PROBLEM STATEMENT: Without including the pictures, copy out every line below.
========================================================================
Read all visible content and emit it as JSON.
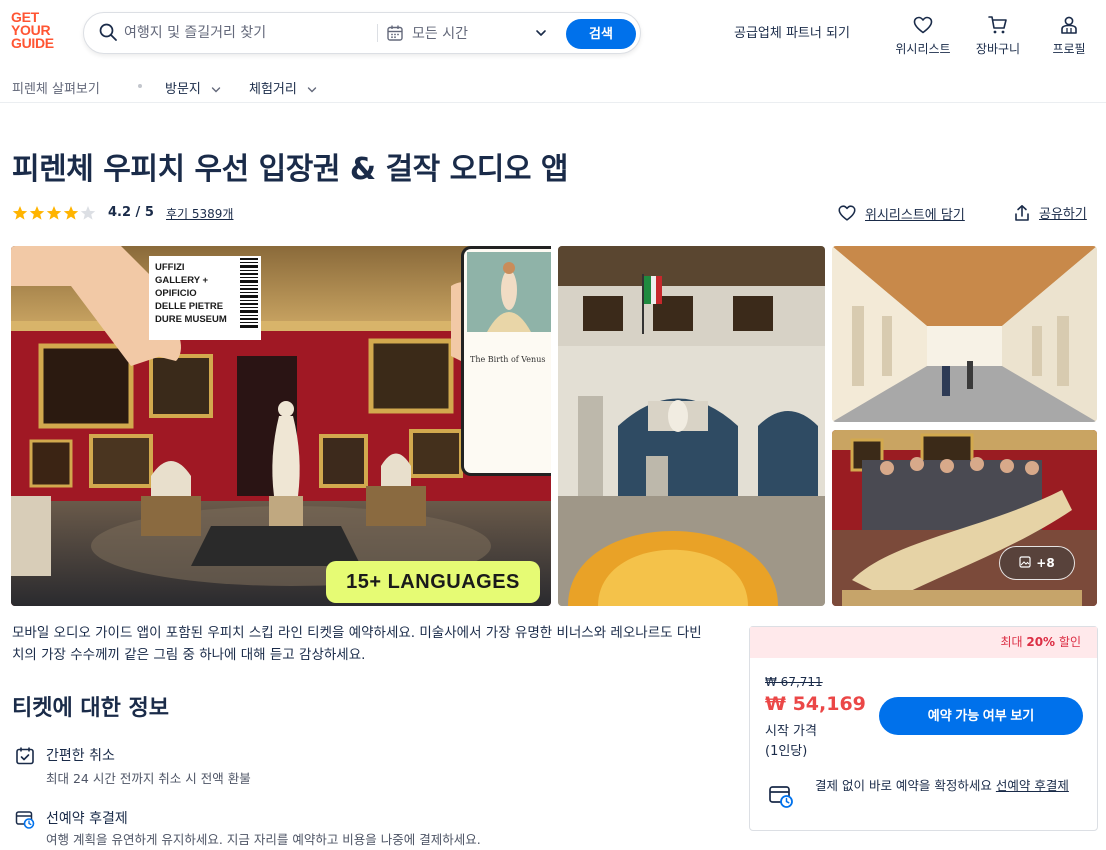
{
  "header": {
    "logo_lines": [
      "GET",
      "YOUR",
      "GUIDE"
    ],
    "search_placeholder": "여행지 및 즐길거리 찾기",
    "date_label": "모든 시간",
    "search_button": "검색",
    "partner_link": "공급업체 파트너 되기",
    "nav": {
      "wishlist": "위시리스트",
      "cart": "장바구니",
      "profile": "프로필"
    }
  },
  "subnav": {
    "explore": "피렌체 살펴보기",
    "places": "방문지",
    "activities": "체험거리"
  },
  "product": {
    "title": "피렌체 우피치 우선 입장권 & 걸작 오디오 앱",
    "rating": "4.2 / 5",
    "rating_value": 4.2,
    "rating_max": 5,
    "reviews": "후기 5389개",
    "wishlist_link": "위시리스트에 담기",
    "share_link": "공유하기"
  },
  "gallery": {
    "ticket_text": [
      "UFFIZI",
      "GALLERY +",
      "OPIFICIO",
      "DELLE PIETRE",
      "DURE MUSEUM"
    ],
    "phone_title": "The Birth of Venus",
    "languages_badge": "15+ LANGUAGES",
    "more_photos": "+8"
  },
  "description": "모바일 오디오 가이드 앱이 포함된 우피치 스킵 라인 티켓을 예약하세요. 미술사에서 가장 유명한 비너스와 레오나르도 다빈치의 가장 수수께끼 같은 그림 중 하나에 대해 듣고 감상하세요.",
  "ticket_info": {
    "heading": "티켓에 대한 정보",
    "features": [
      {
        "title": "간편한 취소",
        "subtitle": "최대 24 시간 전까지 취소 시 전액 환불"
      },
      {
        "title": "선예약 후결제",
        "subtitle": "여행 계획을 유연하게 유지하세요. 지금 자리를 예약하고 비용을 나중에 결제하세요."
      }
    ]
  },
  "booking": {
    "discount_prefix": "최대 ",
    "discount_value": "20%",
    "discount_suffix": " 할인",
    "old_price": "₩ 67,711",
    "new_price": "₩ 54,169",
    "from_label": "시작 가격",
    "per_label": "(1인당)",
    "check_button": "예약 가능 여부 보기",
    "reserve_text": "결제 없이 바로 예약을 확정하세요 ",
    "reserve_link": "선예약 후결제"
  },
  "colors": {
    "brand_orange": "#ff5533",
    "primary_blue": "#0071eb",
    "price_red": "#eb4747",
    "discount_bg": "#ffe9eb",
    "star_yellow": "#ffb400",
    "lang_badge": "#e6fb74"
  },
  "icons": [
    "search-icon",
    "calendar-icon",
    "chevron-down-icon",
    "heart-icon",
    "cart-icon",
    "profile-icon",
    "star-icon",
    "share-icon",
    "image-icon",
    "calendar-check-icon",
    "reserve-later-icon"
  ]
}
========================================================================
RESULT:
Read all visible content and emit it as JSON.
{
  "header": {
    "logo_lines": [
      "GET",
      "YOUR",
      "GUIDE"
    ],
    "search_placeholder": "여행지 및 즐길거리 찾기",
    "date_label": "모든 시간",
    "search_button": "검색",
    "partner_link": "공급업체 파트너 되기",
    "nav": {
      "wishlist": "위시리스트",
      "cart": "장바구니",
      "profile": "프로필"
    }
  },
  "subnav": {
    "explore": "피렌체 살펴보기",
    "places": "방문지",
    "activities": "체험거리"
  },
  "product": {
    "title": "피렌체 우피치 우선 입장권 & 걸작 오디오 앱",
    "rating": "4.2 / 5",
    "rating_value": 4.2,
    "rating_max": 5,
    "reviews": "후기 5389개",
    "wishlist_link": "위시리스트에 담기",
    "share_link": "공유하기"
  },
  "gallery": {
    "ticket_text": [
      "UFFIZI",
      "GALLERY +",
      "OPIFICIO",
      "DELLE PIETRE",
      "DURE MUSEUM"
    ],
    "phone_title": "The Birth of Venus",
    "languages_badge": "15+ LANGUAGES",
    "more_photos": "+8"
  },
  "description": "모바일 오디오 가이드 앱이 포함된 우피치 스킵 라인 티켓을 예약하세요. 미술사에서 가장 유명한 비너스와 레오나르도 다빈치의 가장 수수께끼 같은 그림 중 하나에 대해 듣고 감상하세요.",
  "ticket_info": {
    "heading": "티켓에 대한 정보",
    "features": [
      {
        "title": "간편한 취소",
        "subtitle": "최대 24 시간 전까지 취소 시 전액 환불"
      },
      {
        "title": "선예약 후결제",
        "subtitle": "여행 계획을 유연하게 유지하세요. 지금 자리를 예약하고 비용을 나중에 결제하세요."
      }
    ]
  },
  "booking": {
    "discount_prefix": "최대 ",
    "discount_value": "20%",
    "discount_suffix": " 할인",
    "old_price": "₩ 67,711",
    "new_price": "₩ 54,169",
    "from_label": "시작 가격",
    "per_label": "(1인당)",
    "check_button": "예약 가능 여부 보기",
    "reserve_text": "결제 없이 바로 예약을 확정하세요 ",
    "reserve_link": "선예약 후결제"
  },
  "colors": {
    "brand_orange": "#ff5533",
    "primary_blue": "#0071eb",
    "price_red": "#eb4747",
    "discount_bg": "#ffe9eb",
    "star_yellow": "#ffb400",
    "lang_badge": "#e6fb74"
  },
  "icons": [
    "search-icon",
    "calendar-icon",
    "chevron-down-icon",
    "heart-icon",
    "cart-icon",
    "profile-icon",
    "star-icon",
    "share-icon",
    "image-icon",
    "calendar-check-icon",
    "reserve-later-icon"
  ]
}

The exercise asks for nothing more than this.